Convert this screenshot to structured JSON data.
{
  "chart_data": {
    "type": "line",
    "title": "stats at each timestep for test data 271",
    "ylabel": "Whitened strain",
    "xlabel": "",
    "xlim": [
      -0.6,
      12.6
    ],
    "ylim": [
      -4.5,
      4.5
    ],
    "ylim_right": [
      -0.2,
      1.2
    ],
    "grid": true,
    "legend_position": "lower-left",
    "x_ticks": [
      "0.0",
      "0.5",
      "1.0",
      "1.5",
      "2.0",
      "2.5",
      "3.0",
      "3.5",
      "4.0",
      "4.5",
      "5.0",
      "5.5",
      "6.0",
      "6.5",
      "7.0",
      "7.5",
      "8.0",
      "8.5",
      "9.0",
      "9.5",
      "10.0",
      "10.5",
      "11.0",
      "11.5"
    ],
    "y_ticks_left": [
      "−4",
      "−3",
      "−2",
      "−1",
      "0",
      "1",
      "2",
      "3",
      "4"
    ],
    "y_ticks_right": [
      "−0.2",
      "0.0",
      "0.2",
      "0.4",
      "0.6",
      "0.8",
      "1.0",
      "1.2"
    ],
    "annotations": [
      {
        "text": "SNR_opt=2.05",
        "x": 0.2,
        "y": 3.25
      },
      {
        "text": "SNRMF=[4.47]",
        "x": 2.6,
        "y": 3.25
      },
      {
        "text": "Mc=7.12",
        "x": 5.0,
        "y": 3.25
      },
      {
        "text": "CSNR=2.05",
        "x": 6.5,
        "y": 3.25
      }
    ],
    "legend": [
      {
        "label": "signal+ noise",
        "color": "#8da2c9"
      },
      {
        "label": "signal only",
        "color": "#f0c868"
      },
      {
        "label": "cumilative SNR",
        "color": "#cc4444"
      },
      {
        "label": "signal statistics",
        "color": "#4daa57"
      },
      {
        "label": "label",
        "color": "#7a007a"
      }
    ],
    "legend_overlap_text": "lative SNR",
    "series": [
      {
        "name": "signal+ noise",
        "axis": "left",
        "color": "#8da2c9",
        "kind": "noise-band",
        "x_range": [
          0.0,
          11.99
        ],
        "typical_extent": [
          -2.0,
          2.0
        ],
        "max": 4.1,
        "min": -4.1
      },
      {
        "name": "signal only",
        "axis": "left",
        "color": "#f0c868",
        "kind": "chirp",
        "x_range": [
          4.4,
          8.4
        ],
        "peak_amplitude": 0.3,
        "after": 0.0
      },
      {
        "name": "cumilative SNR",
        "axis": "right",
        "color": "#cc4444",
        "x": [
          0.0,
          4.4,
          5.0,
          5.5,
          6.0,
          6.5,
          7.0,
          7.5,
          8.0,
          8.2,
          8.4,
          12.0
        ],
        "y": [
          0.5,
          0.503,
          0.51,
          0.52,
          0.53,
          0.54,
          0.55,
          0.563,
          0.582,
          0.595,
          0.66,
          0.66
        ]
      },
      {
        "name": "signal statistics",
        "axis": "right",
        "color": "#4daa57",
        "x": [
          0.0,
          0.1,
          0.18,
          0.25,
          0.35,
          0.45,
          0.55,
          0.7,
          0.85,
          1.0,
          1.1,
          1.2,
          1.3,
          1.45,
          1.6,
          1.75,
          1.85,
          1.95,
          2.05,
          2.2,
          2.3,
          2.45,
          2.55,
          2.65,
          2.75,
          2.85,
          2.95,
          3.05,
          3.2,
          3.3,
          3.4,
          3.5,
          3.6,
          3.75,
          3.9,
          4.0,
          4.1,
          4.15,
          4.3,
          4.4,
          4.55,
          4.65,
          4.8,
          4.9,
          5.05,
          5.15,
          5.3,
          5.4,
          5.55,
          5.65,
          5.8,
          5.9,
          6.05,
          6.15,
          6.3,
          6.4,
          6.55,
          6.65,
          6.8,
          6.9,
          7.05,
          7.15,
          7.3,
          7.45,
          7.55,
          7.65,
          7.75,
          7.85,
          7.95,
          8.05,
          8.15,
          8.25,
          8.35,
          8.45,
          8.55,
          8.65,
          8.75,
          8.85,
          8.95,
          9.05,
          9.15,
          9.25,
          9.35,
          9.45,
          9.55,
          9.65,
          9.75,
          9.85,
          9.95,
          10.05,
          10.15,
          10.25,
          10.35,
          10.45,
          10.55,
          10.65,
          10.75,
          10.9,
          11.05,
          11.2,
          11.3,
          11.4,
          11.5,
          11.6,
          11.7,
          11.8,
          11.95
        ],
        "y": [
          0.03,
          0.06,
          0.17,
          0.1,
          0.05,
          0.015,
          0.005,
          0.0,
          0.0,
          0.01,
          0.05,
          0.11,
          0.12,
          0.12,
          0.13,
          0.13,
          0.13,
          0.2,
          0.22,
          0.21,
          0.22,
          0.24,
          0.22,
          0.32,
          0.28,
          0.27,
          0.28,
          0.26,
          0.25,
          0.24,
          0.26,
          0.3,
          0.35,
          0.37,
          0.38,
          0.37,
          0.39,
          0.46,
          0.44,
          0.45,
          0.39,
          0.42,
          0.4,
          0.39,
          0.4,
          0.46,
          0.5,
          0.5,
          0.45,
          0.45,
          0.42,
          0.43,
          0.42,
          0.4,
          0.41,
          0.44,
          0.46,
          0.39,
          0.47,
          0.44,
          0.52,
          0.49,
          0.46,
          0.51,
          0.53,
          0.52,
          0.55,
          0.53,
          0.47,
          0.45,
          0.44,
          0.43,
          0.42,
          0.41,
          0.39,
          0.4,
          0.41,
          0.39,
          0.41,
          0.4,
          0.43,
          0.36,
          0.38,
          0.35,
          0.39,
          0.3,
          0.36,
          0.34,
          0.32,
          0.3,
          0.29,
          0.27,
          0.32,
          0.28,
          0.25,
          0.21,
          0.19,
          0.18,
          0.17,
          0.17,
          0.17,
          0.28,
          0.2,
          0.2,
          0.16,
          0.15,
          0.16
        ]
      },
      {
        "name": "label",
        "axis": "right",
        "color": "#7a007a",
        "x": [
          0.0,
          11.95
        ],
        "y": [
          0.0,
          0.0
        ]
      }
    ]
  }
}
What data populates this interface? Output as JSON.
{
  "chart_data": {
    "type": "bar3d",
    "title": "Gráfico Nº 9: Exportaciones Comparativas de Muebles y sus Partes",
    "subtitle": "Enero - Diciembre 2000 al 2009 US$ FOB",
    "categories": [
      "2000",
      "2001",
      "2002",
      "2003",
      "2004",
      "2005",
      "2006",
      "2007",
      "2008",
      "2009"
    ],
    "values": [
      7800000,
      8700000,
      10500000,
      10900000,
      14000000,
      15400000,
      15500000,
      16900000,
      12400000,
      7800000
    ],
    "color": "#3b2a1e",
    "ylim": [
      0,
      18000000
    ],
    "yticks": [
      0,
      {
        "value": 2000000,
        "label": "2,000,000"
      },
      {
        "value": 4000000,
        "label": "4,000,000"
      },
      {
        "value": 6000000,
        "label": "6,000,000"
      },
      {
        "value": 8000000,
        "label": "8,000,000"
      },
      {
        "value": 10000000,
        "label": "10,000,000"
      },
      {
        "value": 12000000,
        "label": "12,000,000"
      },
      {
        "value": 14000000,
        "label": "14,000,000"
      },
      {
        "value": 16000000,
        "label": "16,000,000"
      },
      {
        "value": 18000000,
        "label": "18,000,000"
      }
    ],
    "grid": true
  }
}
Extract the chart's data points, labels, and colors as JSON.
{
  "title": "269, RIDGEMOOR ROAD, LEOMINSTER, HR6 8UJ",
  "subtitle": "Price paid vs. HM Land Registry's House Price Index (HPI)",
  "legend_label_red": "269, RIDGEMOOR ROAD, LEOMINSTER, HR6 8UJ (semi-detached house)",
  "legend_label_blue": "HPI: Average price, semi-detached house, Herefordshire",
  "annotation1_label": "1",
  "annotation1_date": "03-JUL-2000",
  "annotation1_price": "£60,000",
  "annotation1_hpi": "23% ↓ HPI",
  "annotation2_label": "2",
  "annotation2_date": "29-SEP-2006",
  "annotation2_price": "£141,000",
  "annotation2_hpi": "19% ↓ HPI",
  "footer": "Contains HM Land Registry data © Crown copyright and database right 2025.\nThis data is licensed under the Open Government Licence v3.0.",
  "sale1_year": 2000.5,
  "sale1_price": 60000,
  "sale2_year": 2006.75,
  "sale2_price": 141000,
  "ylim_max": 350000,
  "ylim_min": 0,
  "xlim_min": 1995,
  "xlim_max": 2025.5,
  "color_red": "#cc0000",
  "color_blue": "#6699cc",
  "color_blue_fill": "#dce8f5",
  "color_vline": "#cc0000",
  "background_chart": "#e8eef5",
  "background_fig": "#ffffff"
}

[WHAT YOU SHOULD DO]: Only those lines running from the one containing "Extract the chart's" through the last line of the data above are to be copied, exactly, with both ends included.

[EXERCISE ANSWER]:
Extract the chart's data points, labels, and colors as JSON.
{
  "title": "269, RIDGEMOOR ROAD, LEOMINSTER, HR6 8UJ",
  "subtitle": "Price paid vs. HM Land Registry's House Price Index (HPI)",
  "legend_label_red": "269, RIDGEMOOR ROAD, LEOMINSTER, HR6 8UJ (semi-detached house)",
  "legend_label_blue": "HPI: Average price, semi-detached house, Herefordshire",
  "annotation1_label": "1",
  "annotation1_date": "03-JUL-2000",
  "annotation1_price": "£60,000",
  "annotation1_hpi": "23% ↓ HPI",
  "annotation2_label": "2",
  "annotation2_date": "29-SEP-2006",
  "annotation2_price": "£141,000",
  "annotation2_hpi": "19% ↓ HPI",
  "footer": "Contains HM Land Registry data © Crown copyright and database right 2025.\nThis data is licensed under the Open Government Licence v3.0.",
  "sale1_year": 2000.5,
  "sale1_price": 60000,
  "sale2_year": 2006.75,
  "sale2_price": 141000,
  "ylim_max": 350000,
  "ylim_min": 0,
  "xlim_min": 1995,
  "xlim_max": 2025.5,
  "color_red": "#cc0000",
  "color_blue": "#6699cc",
  "color_blue_fill": "#dce8f5",
  "color_vline": "#cc0000",
  "background_chart": "#e8eef5",
  "background_fig": "#ffffff"
}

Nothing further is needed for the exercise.